_Problem to solve:_ Show all lines holding the string "icon".

### Given records ###

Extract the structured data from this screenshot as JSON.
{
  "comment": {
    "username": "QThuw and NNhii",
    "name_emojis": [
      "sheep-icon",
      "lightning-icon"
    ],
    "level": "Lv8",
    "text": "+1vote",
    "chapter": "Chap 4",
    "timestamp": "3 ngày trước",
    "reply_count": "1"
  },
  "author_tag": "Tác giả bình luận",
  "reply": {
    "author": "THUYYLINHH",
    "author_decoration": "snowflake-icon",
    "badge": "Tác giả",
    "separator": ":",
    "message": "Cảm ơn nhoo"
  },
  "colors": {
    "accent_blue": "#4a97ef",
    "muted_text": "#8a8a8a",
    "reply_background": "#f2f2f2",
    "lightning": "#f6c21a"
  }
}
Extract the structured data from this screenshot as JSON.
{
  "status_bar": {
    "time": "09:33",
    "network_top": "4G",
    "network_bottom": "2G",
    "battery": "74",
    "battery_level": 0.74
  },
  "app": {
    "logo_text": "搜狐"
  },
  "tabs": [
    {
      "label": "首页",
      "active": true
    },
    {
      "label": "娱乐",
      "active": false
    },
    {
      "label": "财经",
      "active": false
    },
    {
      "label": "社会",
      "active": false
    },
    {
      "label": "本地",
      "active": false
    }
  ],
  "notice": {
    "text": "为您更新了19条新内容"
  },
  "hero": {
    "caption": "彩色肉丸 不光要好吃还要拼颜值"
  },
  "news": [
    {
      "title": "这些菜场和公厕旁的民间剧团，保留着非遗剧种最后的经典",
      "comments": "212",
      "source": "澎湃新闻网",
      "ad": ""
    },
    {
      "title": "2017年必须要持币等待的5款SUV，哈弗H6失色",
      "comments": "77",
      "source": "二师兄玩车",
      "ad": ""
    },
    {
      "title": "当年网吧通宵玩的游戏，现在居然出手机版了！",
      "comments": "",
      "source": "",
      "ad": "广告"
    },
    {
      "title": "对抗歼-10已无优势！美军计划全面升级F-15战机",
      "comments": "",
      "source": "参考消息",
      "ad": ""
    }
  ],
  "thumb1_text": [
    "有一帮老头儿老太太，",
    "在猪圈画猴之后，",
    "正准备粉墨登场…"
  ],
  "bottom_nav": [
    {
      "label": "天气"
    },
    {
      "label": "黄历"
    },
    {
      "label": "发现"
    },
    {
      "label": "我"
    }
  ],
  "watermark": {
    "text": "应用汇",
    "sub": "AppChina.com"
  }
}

###

_Solution to this problem:_
      "sheep-icon",
      "lightning-icon"
    "author_decoration": "snowflake-icon",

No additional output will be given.